● Task: Your task is to repeat the entries exactly. Leave the pictures out.

* start Excerpted data *

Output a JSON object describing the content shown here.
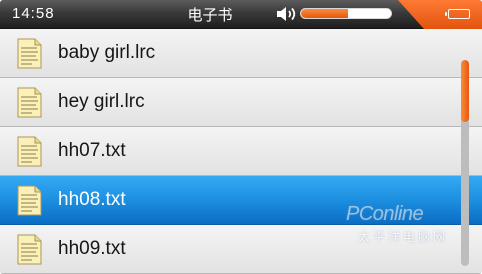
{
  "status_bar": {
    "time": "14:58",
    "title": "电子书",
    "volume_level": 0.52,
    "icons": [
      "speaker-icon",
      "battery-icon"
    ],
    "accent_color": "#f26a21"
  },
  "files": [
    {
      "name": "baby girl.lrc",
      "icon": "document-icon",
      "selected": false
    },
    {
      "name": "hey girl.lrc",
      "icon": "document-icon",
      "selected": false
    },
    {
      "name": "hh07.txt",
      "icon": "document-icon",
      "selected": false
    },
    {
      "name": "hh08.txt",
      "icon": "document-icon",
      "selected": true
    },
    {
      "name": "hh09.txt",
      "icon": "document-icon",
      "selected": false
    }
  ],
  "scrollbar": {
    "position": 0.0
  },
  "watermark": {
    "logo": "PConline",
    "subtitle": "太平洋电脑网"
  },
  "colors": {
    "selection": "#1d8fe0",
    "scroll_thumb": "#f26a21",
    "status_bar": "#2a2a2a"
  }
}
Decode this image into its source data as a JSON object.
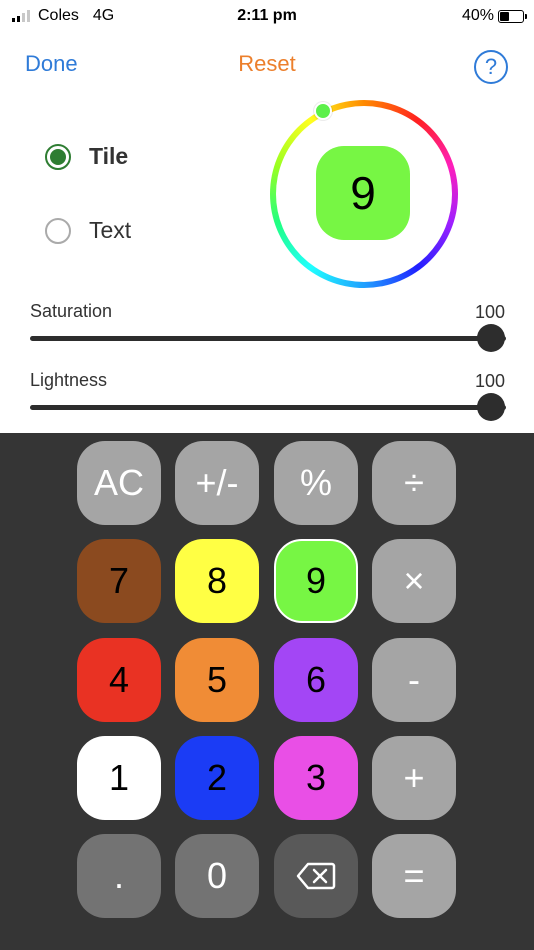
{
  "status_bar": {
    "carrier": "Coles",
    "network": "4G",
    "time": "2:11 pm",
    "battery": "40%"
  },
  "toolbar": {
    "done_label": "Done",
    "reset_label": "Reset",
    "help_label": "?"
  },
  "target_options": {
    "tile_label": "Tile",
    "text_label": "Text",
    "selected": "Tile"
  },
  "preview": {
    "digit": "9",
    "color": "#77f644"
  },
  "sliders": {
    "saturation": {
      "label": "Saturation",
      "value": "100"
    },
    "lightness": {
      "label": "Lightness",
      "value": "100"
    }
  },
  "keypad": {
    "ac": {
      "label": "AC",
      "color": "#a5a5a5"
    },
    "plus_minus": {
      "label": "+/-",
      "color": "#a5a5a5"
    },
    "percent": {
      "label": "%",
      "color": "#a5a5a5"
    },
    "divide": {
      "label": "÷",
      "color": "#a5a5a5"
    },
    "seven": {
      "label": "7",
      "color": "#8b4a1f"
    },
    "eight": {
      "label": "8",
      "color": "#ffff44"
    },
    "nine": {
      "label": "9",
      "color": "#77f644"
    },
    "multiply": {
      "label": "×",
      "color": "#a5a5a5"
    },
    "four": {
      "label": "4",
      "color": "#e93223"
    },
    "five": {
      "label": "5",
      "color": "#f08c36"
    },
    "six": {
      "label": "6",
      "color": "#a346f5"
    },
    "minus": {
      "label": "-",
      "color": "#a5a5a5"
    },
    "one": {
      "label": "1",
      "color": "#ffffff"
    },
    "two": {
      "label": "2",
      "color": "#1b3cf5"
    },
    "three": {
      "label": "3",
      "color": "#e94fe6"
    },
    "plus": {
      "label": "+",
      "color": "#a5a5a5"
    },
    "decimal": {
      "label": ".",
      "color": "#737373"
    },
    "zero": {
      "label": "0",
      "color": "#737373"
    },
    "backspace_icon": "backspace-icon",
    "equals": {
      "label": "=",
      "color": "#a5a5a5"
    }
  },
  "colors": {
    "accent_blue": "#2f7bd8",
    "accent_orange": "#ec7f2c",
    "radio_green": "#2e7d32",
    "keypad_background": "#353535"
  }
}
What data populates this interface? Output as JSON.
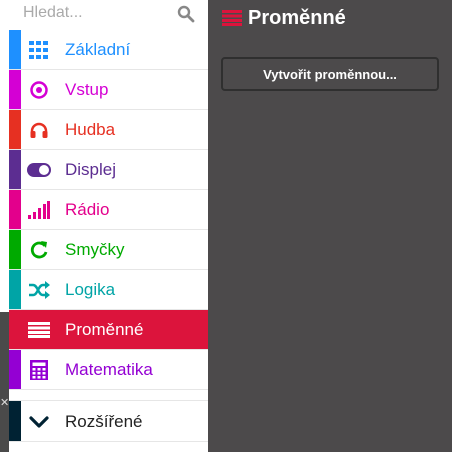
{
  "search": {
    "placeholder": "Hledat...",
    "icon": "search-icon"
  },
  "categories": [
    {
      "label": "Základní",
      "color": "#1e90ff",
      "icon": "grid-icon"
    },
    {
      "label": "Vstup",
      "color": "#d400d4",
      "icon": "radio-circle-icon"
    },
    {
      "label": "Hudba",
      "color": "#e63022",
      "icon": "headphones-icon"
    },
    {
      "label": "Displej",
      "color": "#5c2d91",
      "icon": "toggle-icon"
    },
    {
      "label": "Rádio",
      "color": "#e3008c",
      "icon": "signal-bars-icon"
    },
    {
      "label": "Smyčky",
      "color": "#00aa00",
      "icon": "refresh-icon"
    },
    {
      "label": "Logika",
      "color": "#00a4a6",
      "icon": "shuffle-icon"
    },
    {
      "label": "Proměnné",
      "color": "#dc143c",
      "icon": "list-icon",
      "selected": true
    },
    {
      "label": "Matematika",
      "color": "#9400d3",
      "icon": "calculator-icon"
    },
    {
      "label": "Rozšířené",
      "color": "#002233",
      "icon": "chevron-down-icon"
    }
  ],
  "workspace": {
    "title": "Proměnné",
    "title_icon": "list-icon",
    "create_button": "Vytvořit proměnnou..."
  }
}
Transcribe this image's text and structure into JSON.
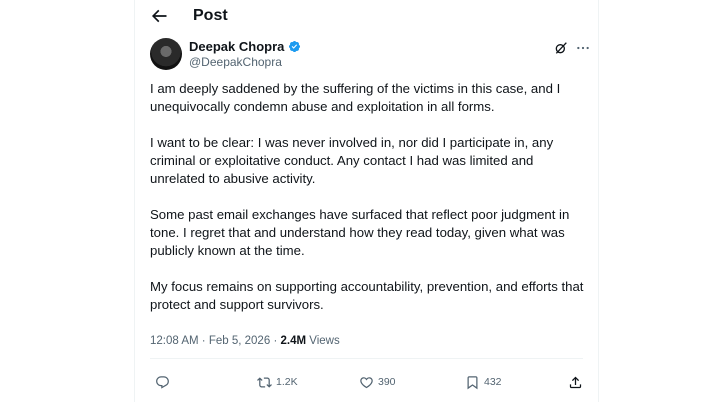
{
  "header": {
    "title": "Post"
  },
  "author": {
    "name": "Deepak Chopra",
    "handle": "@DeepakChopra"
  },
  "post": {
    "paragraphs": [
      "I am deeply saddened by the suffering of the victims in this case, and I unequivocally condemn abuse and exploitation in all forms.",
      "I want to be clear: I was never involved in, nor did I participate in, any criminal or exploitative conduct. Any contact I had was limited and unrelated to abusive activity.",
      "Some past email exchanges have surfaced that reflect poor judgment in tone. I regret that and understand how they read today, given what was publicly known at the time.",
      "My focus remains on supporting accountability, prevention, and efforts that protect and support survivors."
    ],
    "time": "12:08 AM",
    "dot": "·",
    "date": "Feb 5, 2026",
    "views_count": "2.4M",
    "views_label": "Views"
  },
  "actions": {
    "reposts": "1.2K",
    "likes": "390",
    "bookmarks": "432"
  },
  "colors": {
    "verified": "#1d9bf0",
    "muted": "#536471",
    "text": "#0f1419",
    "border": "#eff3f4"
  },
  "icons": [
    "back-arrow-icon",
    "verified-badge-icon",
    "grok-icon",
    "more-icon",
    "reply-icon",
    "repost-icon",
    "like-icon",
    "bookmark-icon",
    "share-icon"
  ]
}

* end Excerpted data *

● Completed task:
Output a JSON object describing the content shown here.
{
  "status_bar": {
    "time": "14:58",
    "title": "电子书",
    "volume_level": 0.52,
    "icons": [
      "speaker-icon",
      "battery-icon"
    ],
    "accent_color": "#f26a21"
  },
  "files": [
    {
      "name": "baby girl.lrc",
      "icon": "document-icon",
      "selected": false
    },
    {
      "name": "hey girl.lrc",
      "icon": "document-icon",
      "selected": false
    },
    {
      "name": "hh07.txt",
      "icon": "document-icon",
      "selected": false
    },
    {
      "name": "hh08.txt",
      "icon": "document-icon",
      "selected": true
    },
    {
      "name": "hh09.txt",
      "icon": "document-icon",
      "selected": false
    }
  ],
  "scrollbar": {
    "position": 0.0
  },
  "watermark": {
    "logo": "PConline",
    "subtitle": "太平洋电脑网"
  },
  "colors": {
    "selection": "#1d8fe0",
    "scroll_thumb": "#f26a21",
    "status_bar": "#2a2a2a"
  }
}
Decode this image into its source data as a JSON object.
{
  "status_bar": {
    "carrier": "Coles",
    "network": "4G",
    "time": "2:11 pm",
    "battery": "40%"
  },
  "toolbar": {
    "done_label": "Done",
    "reset_label": "Reset",
    "help_label": "?"
  },
  "target_options": {
    "tile_label": "Tile",
    "text_label": "Text",
    "selected": "Tile"
  },
  "preview": {
    "digit": "9",
    "color": "#77f644"
  },
  "sliders": {
    "saturation": {
      "label": "Saturation",
      "value": "100"
    },
    "lightness": {
      "label": "Lightness",
      "value": "100"
    }
  },
  "keypad": {
    "ac": {
      "label": "AC",
      "color": "#a5a5a5"
    },
    "plus_minus": {
      "label": "+/-",
      "color": "#a5a5a5"
    },
    "percent": {
      "label": "%",
      "color": "#a5a5a5"
    },
    "divide": {
      "label": "÷",
      "color": "#a5a5a5"
    },
    "seven": {
      "label": "7",
      "color": "#8b4a1f"
    },
    "eight": {
      "label": "8",
      "color": "#ffff44"
    },
    "nine": {
      "label": "9",
      "color": "#77f644"
    },
    "multiply": {
      "label": "×",
      "color": "#a5a5a5"
    },
    "four": {
      "label": "4",
      "color": "#e93223"
    },
    "five": {
      "label": "5",
      "color": "#f08c36"
    },
    "six": {
      "label": "6",
      "color": "#a346f5"
    },
    "minus": {
      "label": "-",
      "color": "#a5a5a5"
    },
    "one": {
      "label": "1",
      "color": "#ffffff"
    },
    "two": {
      "label": "2",
      "color": "#1b3cf5"
    },
    "three": {
      "label": "3",
      "color": "#e94fe6"
    },
    "plus": {
      "label": "+",
      "color": "#a5a5a5"
    },
    "decimal": {
      "label": ".",
      "color": "#737373"
    },
    "zero": {
      "label": "0",
      "color": "#737373"
    },
    "backspace_icon": "backspace-icon",
    "equals": {
      "label": "=",
      "color": "#a5a5a5"
    }
  },
  "colors": {
    "accent_blue": "#2f7bd8",
    "accent_orange": "#ec7f2c",
    "radio_green": "#2e7d32",
    "keypad_background": "#353535"
  }
}
What data populates this interface? Output as JSON.
{
  "search": {
    "placeholder": "Hledat...",
    "icon": "search-icon"
  },
  "categories": [
    {
      "label": "Základní",
      "color": "#1e90ff",
      "icon": "grid-icon"
    },
    {
      "label": "Vstup",
      "color": "#d400d4",
      "icon": "radio-circle-icon"
    },
    {
      "label": "Hudba",
      "color": "#e63022",
      "icon": "headphones-icon"
    },
    {
      "label": "Displej",
      "color": "#5c2d91",
      "icon": "toggle-icon"
    },
    {
      "label": "Rádio",
      "color": "#e3008c",
      "icon": "signal-bars-icon"
    },
    {
      "label": "Smyčky",
      "color": "#00aa00",
      "icon": "refresh-icon"
    },
    {
      "label": "Logika",
      "color": "#00a4a6",
      "icon": "shuffle-icon"
    },
    {
      "label": "Proměnné",
      "color": "#dc143c",
      "icon": "list-icon",
      "selected": true
    },
    {
      "label": "Matematika",
      "color": "#9400d3",
      "icon": "calculator-icon"
    },
    {
      "label": "Rozšířené",
      "color": "#002233",
      "icon": "chevron-down-icon"
    }
  ],
  "workspace": {
    "title": "Proměnné",
    "title_icon": "list-icon",
    "create_button": "Vytvořit proměnnou..."
  }
}
Transcribe this image's text and structure into JSON.
{
  "header": {
    "title": "Post"
  },
  "author": {
    "name": "Deepak Chopra",
    "handle": "@DeepakChopra"
  },
  "post": {
    "paragraphs": [
      "I am deeply saddened by the suffering of the victims in this case, and I unequivocally condemn abuse and exploitation in all forms.",
      "I want to be clear: I was never involved in, nor did I participate in, any criminal or exploitative conduct. Any contact I had was limited and unrelated to abusive activity.",
      "Some past email exchanges have surfaced that reflect poor judgment in tone. I regret that and understand how they read today, given what was publicly known at the time.",
      "My focus remains on supporting accountability, prevention, and efforts that protect and support survivors."
    ],
    "time": "12:08 AM",
    "dot": "·",
    "date": "Feb 5, 2026",
    "views_count": "2.4M",
    "views_label": "Views"
  },
  "actions": {
    "reposts": "1.2K",
    "likes": "390",
    "bookmarks": "432"
  },
  "colors": {
    "verified": "#1d9bf0",
    "muted": "#536471",
    "text": "#0f1419",
    "border": "#eff3f4"
  },
  "icons": [
    "back-arrow-icon",
    "verified-badge-icon",
    "grok-icon",
    "more-icon",
    "reply-icon",
    "repost-icon",
    "like-icon",
    "bookmark-icon",
    "share-icon"
  ]
}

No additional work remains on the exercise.